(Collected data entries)
━━━

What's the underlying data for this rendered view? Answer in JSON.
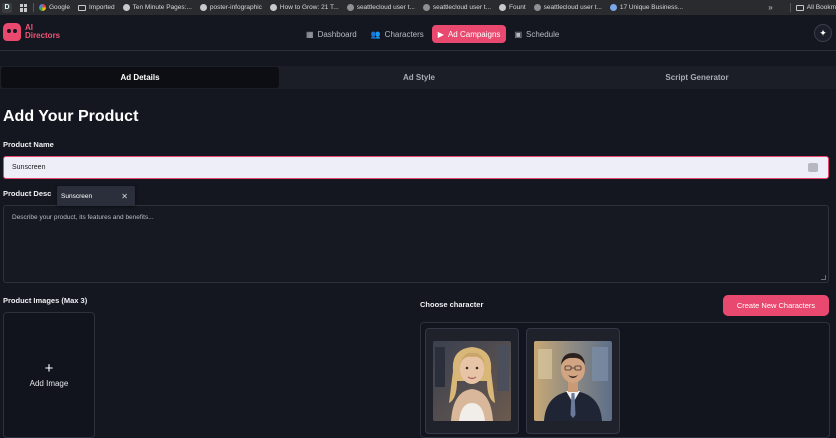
{
  "bookmarks": {
    "profile_initial": "D",
    "items": [
      {
        "label": "Google",
        "icon": "google-icon"
      },
      {
        "label": "Imported",
        "icon": "folder-icon"
      },
      {
        "label": "Ten Minute Pages:...",
        "icon": "site-icon"
      },
      {
        "label": "poster-infographic",
        "icon": "site-icon"
      },
      {
        "label": "How to Grow: 21 T...",
        "icon": "site-icon"
      },
      {
        "label": "seattlecloud user t...",
        "icon": "site-icon"
      },
      {
        "label": "seattlecloud user t...",
        "icon": "site-icon"
      },
      {
        "label": "Fount",
        "icon": "site-icon"
      },
      {
        "label": "seattlecloud user t...",
        "icon": "site-icon"
      },
      {
        "label": "17 Unique Business...",
        "icon": "site-icon"
      }
    ],
    "overflow": "»",
    "all_bookmarks": "All Bookm"
  },
  "app": {
    "logo_line1": "AI",
    "logo_line2": "Directors",
    "nav": [
      {
        "label": "Dashboard",
        "icon": "grid-icon",
        "glyph": "▦",
        "active": false
      },
      {
        "label": "Characters",
        "icon": "users-icon",
        "glyph": "👥",
        "active": false
      },
      {
        "label": "Ad Campaigns",
        "icon": "video-icon",
        "glyph": "▶",
        "active": true
      },
      {
        "label": "Schedule",
        "icon": "calendar-icon",
        "glyph": "▣",
        "active": false
      }
    ],
    "action_glyph": "✦"
  },
  "tabs": [
    "Ad Details",
    "Ad Style",
    "Script Generator"
  ],
  "form": {
    "title": "Add Your Product",
    "product_name_label": "Product Name",
    "product_name_value": "Sunscreen",
    "autocomplete_value": "Sunscreen",
    "autocomplete_close": "✕",
    "description_label": "Product Desc",
    "description_placeholder": "Describe your product, its features and benefits...",
    "images_label": "Product Images (Max 3)",
    "add_image_plus": "+",
    "add_image_label": "Add Image",
    "choose_character_label": "Choose character",
    "create_button": "Create New Characters"
  },
  "colors": {
    "accent": "#e9496f",
    "background": "#141720"
  }
}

━━━

Directions » Images should not appear in the copy; retype the listing above exactly.

Expected output »
What's the underlying data for this rendered view? Answer in JSON.
{
  "bookmarks": {
    "profile_initial": "D",
    "items": [
      {
        "label": "Google",
        "icon": "google-icon"
      },
      {
        "label": "Imported",
        "icon": "folder-icon"
      },
      {
        "label": "Ten Minute Pages:...",
        "icon": "site-icon"
      },
      {
        "label": "poster-infographic",
        "icon": "site-icon"
      },
      {
        "label": "How to Grow: 21 T...",
        "icon": "site-icon"
      },
      {
        "label": "seattlecloud user t...",
        "icon": "site-icon"
      },
      {
        "label": "seattlecloud user t...",
        "icon": "site-icon"
      },
      {
        "label": "Fount",
        "icon": "site-icon"
      },
      {
        "label": "seattlecloud user t...",
        "icon": "site-icon"
      },
      {
        "label": "17 Unique Business...",
        "icon": "site-icon"
      }
    ],
    "overflow": "»",
    "all_bookmarks": "All Bookm"
  },
  "app": {
    "logo_line1": "AI",
    "logo_line2": "Directors",
    "nav": [
      {
        "label": "Dashboard",
        "icon": "grid-icon",
        "glyph": "▦",
        "active": false
      },
      {
        "label": "Characters",
        "icon": "users-icon",
        "glyph": "👥",
        "active": false
      },
      {
        "label": "Ad Campaigns",
        "icon": "video-icon",
        "glyph": "▶",
        "active": true
      },
      {
        "label": "Schedule",
        "icon": "calendar-icon",
        "glyph": "▣",
        "active": false
      }
    ],
    "action_glyph": "✦"
  },
  "tabs": [
    "Ad Details",
    "Ad Style",
    "Script Generator"
  ],
  "form": {
    "title": "Add Your Product",
    "product_name_label": "Product Name",
    "product_name_value": "Sunscreen",
    "autocomplete_value": "Sunscreen",
    "autocomplete_close": "✕",
    "description_label": "Product Desc",
    "description_placeholder": "Describe your product, its features and benefits...",
    "images_label": "Product Images (Max 3)",
    "add_image_plus": "+",
    "add_image_label": "Add Image",
    "choose_character_label": "Choose character",
    "create_button": "Create New Characters"
  },
  "colors": {
    "accent": "#e9496f",
    "background": "#141720"
  }
}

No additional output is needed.